**** INFORMATION PROVIDED

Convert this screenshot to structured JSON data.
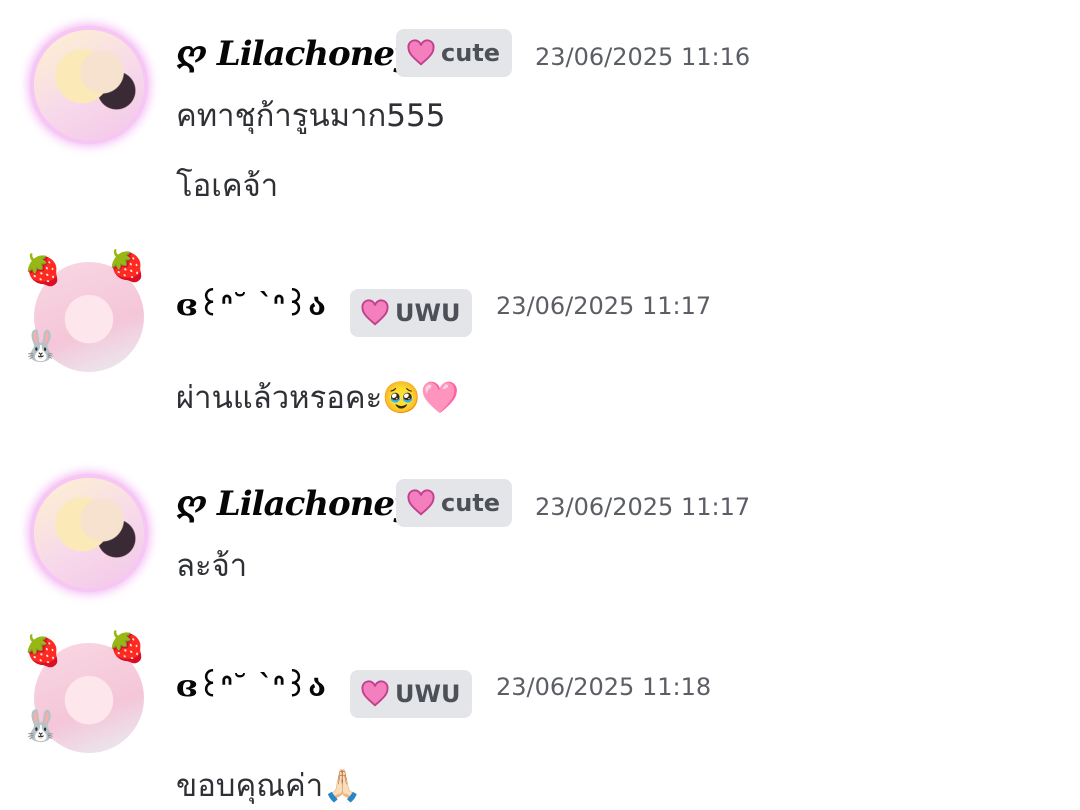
{
  "messages": [
    {
      "username": "ღ 𝑳𝒊𝒍𝒂𝒄𝒉𝒐𝒏𝒆𝒚",
      "tag": "cute",
      "timestamp": "23/06/2025 11:16",
      "lines": [
        "คทาชุก้ารูนมาก555",
        "โอเคจ้า"
      ]
    },
    {
      "username": "ɞ꒰ᐢ˘ `ᐢ꒱ა",
      "tag": "UWU",
      "timestamp": "23/06/2025 11:17",
      "lines": [
        "ผ่านแล้วหรอคะ🥹🩷"
      ]
    },
    {
      "username": "ღ 𝑳𝒊𝒍𝒂𝒄𝒉𝒐𝒏𝒆𝒚",
      "tag": "cute",
      "timestamp": "23/06/2025 11:17",
      "lines": [
        "ละจ้า"
      ]
    },
    {
      "username": "ɞ꒰ᐢ˘ `ᐢ꒱ა",
      "tag": "UWU",
      "timestamp": "23/06/2025 11:18",
      "lines": [
        "ขอบคุณค่า🙏🏻"
      ]
    }
  ],
  "colors": {
    "tag_bg": "#e3e5e8",
    "heart": "#f47fbf",
    "timestamp": "#5c5e66",
    "text": "#2e3035"
  }
}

********

• [JOB]:
Repeat the records above verbatim, with no pictures in the result.

• [PROBLEM SOLUTION]:
Convert this screenshot to structured JSON data.
{
  "messages": [
    {
      "username": "ღ 𝑳𝒊𝒍𝒂𝒄𝒉𝒐𝒏𝒆𝒚",
      "tag": "cute",
      "timestamp": "23/06/2025 11:16",
      "lines": [
        "คทาชุก้ารูนมาก555",
        "โอเคจ้า"
      ]
    },
    {
      "username": "ɞ꒰ᐢ˘ `ᐢ꒱ა",
      "tag": "UWU",
      "timestamp": "23/06/2025 11:17",
      "lines": [
        "ผ่านแล้วหรอคะ🥹🩷"
      ]
    },
    {
      "username": "ღ 𝑳𝒊𝒍𝒂𝒄𝒉𝒐𝒏𝒆𝒚",
      "tag": "cute",
      "timestamp": "23/06/2025 11:17",
      "lines": [
        "ละจ้า"
      ]
    },
    {
      "username": "ɞ꒰ᐢ˘ `ᐢ꒱ა",
      "tag": "UWU",
      "timestamp": "23/06/2025 11:18",
      "lines": [
        "ขอบคุณค่า🙏🏻"
      ]
    }
  ],
  "colors": {
    "tag_bg": "#e3e5e8",
    "heart": "#f47fbf",
    "timestamp": "#5c5e66",
    "text": "#2e3035"
  }
}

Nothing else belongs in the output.